Data records:
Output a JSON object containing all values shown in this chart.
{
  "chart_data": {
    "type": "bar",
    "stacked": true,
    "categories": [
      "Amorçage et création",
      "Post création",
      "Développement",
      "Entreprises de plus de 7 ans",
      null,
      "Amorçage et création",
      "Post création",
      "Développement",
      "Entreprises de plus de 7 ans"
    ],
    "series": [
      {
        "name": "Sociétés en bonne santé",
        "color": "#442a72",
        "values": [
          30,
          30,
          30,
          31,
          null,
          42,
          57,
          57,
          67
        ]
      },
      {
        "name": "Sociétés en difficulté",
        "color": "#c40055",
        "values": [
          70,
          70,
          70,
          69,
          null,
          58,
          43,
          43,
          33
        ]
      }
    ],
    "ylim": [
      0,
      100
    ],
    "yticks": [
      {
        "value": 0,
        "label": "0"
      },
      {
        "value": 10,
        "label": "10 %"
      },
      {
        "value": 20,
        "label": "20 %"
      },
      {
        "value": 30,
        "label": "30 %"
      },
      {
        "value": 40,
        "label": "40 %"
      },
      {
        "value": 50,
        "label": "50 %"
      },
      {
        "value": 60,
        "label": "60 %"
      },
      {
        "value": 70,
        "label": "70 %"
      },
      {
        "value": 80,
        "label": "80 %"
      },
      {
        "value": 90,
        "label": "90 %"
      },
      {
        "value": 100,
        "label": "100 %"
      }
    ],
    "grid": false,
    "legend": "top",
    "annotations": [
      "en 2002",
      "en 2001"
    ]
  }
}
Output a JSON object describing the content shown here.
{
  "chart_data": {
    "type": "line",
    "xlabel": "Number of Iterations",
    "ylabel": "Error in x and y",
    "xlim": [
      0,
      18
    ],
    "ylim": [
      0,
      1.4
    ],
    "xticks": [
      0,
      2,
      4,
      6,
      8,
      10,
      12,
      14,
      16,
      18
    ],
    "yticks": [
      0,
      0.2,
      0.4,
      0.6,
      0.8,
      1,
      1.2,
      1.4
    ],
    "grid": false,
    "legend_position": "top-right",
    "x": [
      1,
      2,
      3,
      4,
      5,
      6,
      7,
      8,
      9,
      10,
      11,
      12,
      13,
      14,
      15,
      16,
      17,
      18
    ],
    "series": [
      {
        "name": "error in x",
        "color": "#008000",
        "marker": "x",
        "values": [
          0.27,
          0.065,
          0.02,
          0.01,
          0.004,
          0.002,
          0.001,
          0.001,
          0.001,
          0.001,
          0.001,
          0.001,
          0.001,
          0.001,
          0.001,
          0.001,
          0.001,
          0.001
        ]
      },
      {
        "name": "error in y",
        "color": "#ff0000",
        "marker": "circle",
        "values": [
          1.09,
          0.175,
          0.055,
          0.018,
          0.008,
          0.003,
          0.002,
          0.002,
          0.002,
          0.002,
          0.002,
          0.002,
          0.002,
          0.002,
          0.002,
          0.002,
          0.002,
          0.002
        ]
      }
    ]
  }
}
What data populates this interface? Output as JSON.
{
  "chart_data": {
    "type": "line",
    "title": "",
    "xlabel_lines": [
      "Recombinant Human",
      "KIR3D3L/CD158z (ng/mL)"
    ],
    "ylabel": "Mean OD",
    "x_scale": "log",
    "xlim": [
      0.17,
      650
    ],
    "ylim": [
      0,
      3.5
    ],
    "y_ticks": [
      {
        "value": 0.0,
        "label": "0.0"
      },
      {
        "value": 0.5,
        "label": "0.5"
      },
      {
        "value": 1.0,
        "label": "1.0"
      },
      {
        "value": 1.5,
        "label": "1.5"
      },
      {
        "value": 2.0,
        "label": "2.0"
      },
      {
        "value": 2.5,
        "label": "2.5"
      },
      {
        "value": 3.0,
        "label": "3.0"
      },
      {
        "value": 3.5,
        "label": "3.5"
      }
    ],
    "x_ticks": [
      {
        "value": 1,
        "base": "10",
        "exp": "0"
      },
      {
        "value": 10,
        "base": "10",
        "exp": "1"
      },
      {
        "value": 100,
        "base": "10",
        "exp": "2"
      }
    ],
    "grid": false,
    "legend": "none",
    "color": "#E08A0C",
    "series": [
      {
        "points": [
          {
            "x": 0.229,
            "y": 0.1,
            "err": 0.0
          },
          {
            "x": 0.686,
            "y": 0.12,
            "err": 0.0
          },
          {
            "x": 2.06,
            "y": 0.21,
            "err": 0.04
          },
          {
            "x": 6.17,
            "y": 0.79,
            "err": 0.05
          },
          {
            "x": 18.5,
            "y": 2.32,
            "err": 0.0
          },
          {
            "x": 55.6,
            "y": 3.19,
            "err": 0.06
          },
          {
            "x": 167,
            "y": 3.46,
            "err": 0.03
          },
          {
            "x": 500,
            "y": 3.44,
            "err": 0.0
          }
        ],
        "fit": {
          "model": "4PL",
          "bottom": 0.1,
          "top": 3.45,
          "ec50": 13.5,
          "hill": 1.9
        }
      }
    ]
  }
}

EXERCISE PROMPT>
Each line in the material above must be retyped without alteration.

PROBLEM SOLUTION>
Output a JSON object containing all values shown in this chart.
{
  "chart_data": {
    "type": "bar",
    "stacked": true,
    "categories": [
      "Amorçage et création",
      "Post création",
      "Développement",
      "Entreprises de plus de 7 ans",
      null,
      "Amorçage et création",
      "Post création",
      "Développement",
      "Entreprises de plus de 7 ans"
    ],
    "series": [
      {
        "name": "Sociétés en bonne santé",
        "color": "#442a72",
        "values": [
          30,
          30,
          30,
          31,
          null,
          42,
          57,
          57,
          67
        ]
      },
      {
        "name": "Sociétés en difficulté",
        "color": "#c40055",
        "values": [
          70,
          70,
          70,
          69,
          null,
          58,
          43,
          43,
          33
        ]
      }
    ],
    "ylim": [
      0,
      100
    ],
    "yticks": [
      {
        "value": 0,
        "label": "0"
      },
      {
        "value": 10,
        "label": "10 %"
      },
      {
        "value": 20,
        "label": "20 %"
      },
      {
        "value": 30,
        "label": "30 %"
      },
      {
        "value": 40,
        "label": "40 %"
      },
      {
        "value": 50,
        "label": "50 %"
      },
      {
        "value": 60,
        "label": "60 %"
      },
      {
        "value": 70,
        "label": "70 %"
      },
      {
        "value": 80,
        "label": "80 %"
      },
      {
        "value": 90,
        "label": "90 %"
      },
      {
        "value": 100,
        "label": "100 %"
      }
    ],
    "grid": false,
    "legend": "top",
    "annotations": [
      "en 2002",
      "en 2001"
    ]
  }
}
Output a JSON object describing the content shown here.
{
  "chart_data": {
    "type": "line",
    "xlabel": "Number of Iterations",
    "ylabel": "Error in x and y",
    "xlim": [
      0,
      18
    ],
    "ylim": [
      0,
      1.4
    ],
    "xticks": [
      0,
      2,
      4,
      6,
      8,
      10,
      12,
      14,
      16,
      18
    ],
    "yticks": [
      0,
      0.2,
      0.4,
      0.6,
      0.8,
      1,
      1.2,
      1.4
    ],
    "grid": false,
    "legend_position": "top-right",
    "x": [
      1,
      2,
      3,
      4,
      5,
      6,
      7,
      8,
      9,
      10,
      11,
      12,
      13,
      14,
      15,
      16,
      17,
      18
    ],
    "series": [
      {
        "name": "error in x",
        "color": "#008000",
        "marker": "x",
        "values": [
          0.27,
          0.065,
          0.02,
          0.01,
          0.004,
          0.002,
          0.001,
          0.001,
          0.001,
          0.001,
          0.001,
          0.001,
          0.001,
          0.001,
          0.001,
          0.001,
          0.001,
          0.001
        ]
      },
      {
        "name": "error in y",
        "color": "#ff0000",
        "marker": "circle",
        "values": [
          1.09,
          0.175,
          0.055,
          0.018,
          0.008,
          0.003,
          0.002,
          0.002,
          0.002,
          0.002,
          0.002,
          0.002,
          0.002,
          0.002,
          0.002,
          0.002,
          0.002,
          0.002
        ]
      }
    ]
  }
}
What data populates this interface? Output as JSON.
{
  "chart_data": {
    "type": "line",
    "title": "",
    "xlabel_lines": [
      "Recombinant Human",
      "KIR3D3L/CD158z (ng/mL)"
    ],
    "ylabel": "Mean OD",
    "x_scale": "log",
    "xlim": [
      0.17,
      650
    ],
    "ylim": [
      0,
      3.5
    ],
    "y_ticks": [
      {
        "value": 0.0,
        "label": "0.0"
      },
      {
        "value": 0.5,
        "label": "0.5"
      },
      {
        "value": 1.0,
        "label": "1.0"
      },
      {
        "value": 1.5,
        "label": "1.5"
      },
      {
        "value": 2.0,
        "label": "2.0"
      },
      {
        "value": 2.5,
        "label": "2.5"
      },
      {
        "value": 3.0,
        "label": "3.0"
      },
      {
        "value": 3.5,
        "label": "3.5"
      }
    ],
    "x_ticks": [
      {
        "value": 1,
        "base": "10",
        "exp": "0"
      },
      {
        "value": 10,
        "base": "10",
        "exp": "1"
      },
      {
        "value": 100,
        "base": "10",
        "exp": "2"
      }
    ],
    "grid": false,
    "legend": "none",
    "color": "#E08A0C",
    "series": [
      {
        "points": [
          {
            "x": 0.229,
            "y": 0.1,
            "err": 0.0
          },
          {
            "x": 0.686,
            "y": 0.12,
            "err": 0.0
          },
          {
            "x": 2.06,
            "y": 0.21,
            "err": 0.04
          },
          {
            "x": 6.17,
            "y": 0.79,
            "err": 0.05
          },
          {
            "x": 18.5,
            "y": 2.32,
            "err": 0.0
          },
          {
            "x": 55.6,
            "y": 3.19,
            "err": 0.06
          },
          {
            "x": 167,
            "y": 3.46,
            "err": 0.03
          },
          {
            "x": 500,
            "y": 3.44,
            "err": 0.0
          }
        ],
        "fit": {
          "model": "4PL",
          "bottom": 0.1,
          "top": 3.45,
          "ec50": 13.5,
          "hill": 1.9
        }
      }
    ]
  }
}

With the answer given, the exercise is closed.